## Job
Across the entries below, how many lines contain the string "MAYLAND"? Give only the count.

## Dataset excerpts
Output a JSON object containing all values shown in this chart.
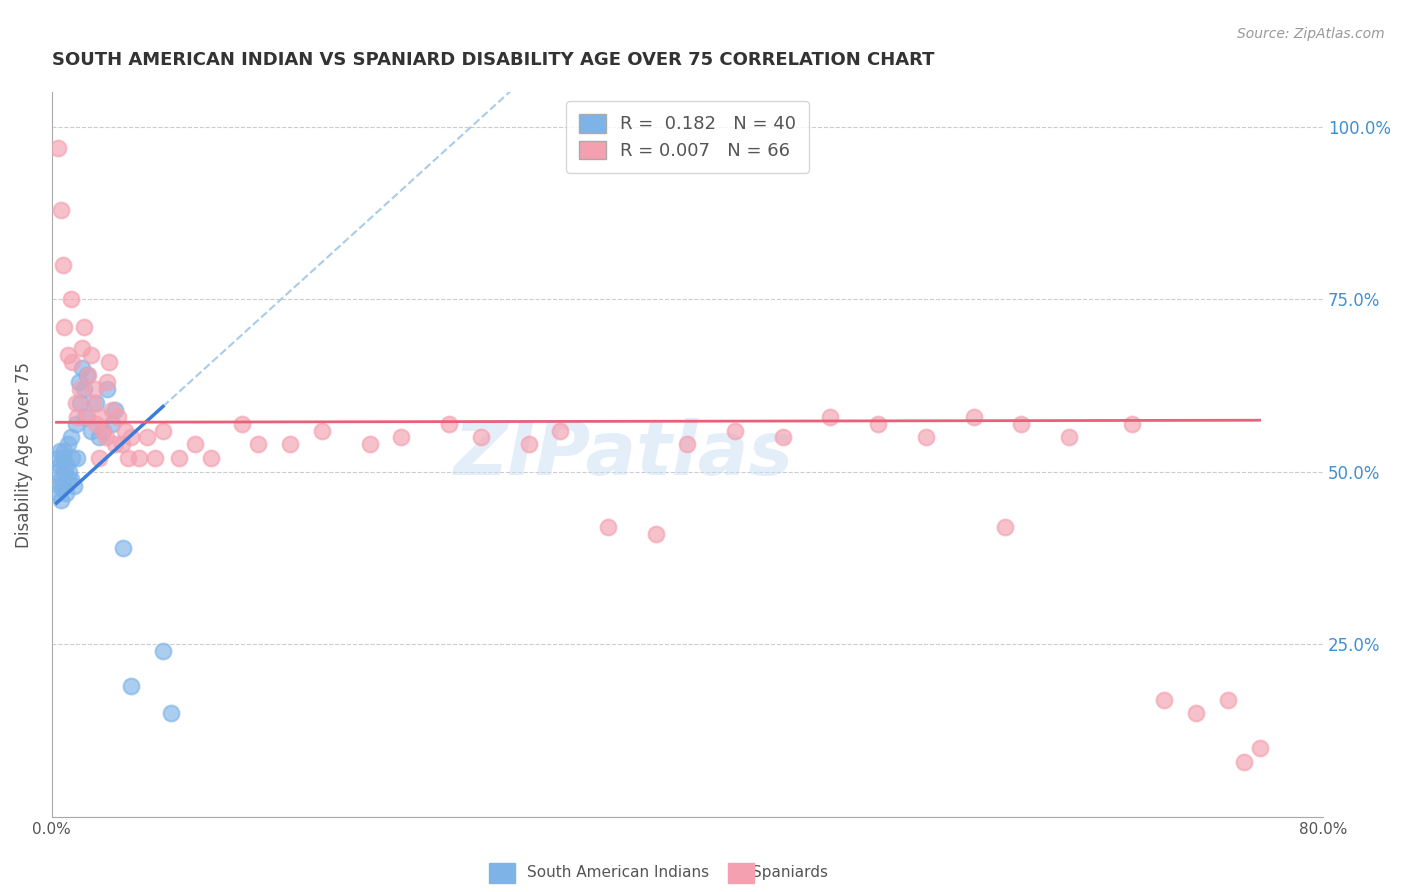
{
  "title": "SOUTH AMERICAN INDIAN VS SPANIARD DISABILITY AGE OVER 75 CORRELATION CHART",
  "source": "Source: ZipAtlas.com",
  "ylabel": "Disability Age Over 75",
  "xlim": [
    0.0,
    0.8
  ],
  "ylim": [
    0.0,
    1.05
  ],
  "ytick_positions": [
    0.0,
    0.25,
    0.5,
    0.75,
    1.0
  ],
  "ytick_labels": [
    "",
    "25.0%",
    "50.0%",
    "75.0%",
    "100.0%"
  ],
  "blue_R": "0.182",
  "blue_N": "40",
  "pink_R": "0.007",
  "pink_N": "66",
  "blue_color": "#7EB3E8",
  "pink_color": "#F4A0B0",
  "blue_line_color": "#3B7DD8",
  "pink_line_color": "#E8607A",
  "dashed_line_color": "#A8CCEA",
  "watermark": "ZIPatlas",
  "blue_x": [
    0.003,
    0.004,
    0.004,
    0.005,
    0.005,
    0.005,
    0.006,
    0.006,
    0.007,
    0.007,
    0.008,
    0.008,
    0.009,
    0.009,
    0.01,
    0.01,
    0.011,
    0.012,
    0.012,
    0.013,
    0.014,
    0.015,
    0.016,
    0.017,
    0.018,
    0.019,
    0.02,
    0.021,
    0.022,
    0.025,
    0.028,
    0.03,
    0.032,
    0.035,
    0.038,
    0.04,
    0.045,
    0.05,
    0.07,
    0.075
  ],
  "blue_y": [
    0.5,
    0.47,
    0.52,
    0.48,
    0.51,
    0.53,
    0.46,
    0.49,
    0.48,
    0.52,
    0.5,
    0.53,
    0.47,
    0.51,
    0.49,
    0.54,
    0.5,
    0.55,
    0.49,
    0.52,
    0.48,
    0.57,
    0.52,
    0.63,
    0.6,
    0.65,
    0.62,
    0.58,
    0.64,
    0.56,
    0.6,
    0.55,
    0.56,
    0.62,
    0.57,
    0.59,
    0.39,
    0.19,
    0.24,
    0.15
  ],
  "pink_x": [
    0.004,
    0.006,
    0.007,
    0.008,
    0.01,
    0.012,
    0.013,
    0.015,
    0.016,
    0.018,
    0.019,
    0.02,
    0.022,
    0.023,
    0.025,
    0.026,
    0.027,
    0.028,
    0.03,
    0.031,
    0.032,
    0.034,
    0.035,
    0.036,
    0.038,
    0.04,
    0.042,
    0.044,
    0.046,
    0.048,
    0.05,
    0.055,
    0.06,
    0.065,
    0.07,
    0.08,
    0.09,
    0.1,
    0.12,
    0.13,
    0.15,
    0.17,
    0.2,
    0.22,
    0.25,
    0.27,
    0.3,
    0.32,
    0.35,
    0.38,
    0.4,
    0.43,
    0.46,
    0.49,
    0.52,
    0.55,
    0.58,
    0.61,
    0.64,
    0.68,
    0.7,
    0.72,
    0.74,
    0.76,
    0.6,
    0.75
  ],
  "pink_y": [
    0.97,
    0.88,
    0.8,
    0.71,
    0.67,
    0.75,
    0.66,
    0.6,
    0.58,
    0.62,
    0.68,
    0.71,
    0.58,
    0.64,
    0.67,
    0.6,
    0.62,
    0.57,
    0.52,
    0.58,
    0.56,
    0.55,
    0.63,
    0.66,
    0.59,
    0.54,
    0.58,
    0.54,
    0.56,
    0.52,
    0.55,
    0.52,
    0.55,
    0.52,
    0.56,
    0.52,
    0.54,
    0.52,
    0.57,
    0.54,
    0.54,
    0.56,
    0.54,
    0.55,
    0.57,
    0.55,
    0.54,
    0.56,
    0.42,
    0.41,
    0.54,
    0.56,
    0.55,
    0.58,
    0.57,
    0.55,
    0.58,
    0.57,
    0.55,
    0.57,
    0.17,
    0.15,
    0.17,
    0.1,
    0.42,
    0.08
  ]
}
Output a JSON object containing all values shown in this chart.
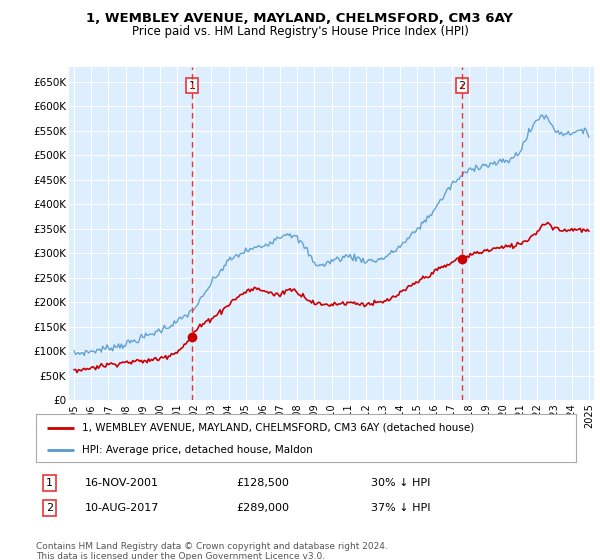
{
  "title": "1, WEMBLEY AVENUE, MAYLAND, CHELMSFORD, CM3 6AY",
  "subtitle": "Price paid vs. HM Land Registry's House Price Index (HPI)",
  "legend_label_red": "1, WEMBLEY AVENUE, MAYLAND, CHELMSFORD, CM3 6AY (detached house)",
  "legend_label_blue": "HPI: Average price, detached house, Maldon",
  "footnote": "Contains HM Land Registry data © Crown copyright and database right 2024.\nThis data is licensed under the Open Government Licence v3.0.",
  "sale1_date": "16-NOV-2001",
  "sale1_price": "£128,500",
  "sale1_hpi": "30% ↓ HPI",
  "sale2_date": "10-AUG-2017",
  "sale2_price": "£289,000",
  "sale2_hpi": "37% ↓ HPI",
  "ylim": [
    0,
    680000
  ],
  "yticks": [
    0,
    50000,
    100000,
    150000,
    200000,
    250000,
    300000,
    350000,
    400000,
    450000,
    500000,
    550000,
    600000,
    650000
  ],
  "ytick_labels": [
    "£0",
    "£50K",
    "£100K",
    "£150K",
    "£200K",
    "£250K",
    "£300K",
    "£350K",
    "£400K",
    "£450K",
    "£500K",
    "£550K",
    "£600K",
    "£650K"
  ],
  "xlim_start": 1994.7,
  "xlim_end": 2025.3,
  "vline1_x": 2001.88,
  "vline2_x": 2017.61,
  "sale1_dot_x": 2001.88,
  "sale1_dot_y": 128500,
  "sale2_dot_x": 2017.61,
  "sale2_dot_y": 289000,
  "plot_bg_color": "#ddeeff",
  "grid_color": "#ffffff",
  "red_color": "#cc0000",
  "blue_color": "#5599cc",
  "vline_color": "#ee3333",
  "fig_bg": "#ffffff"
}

## Expected answer
2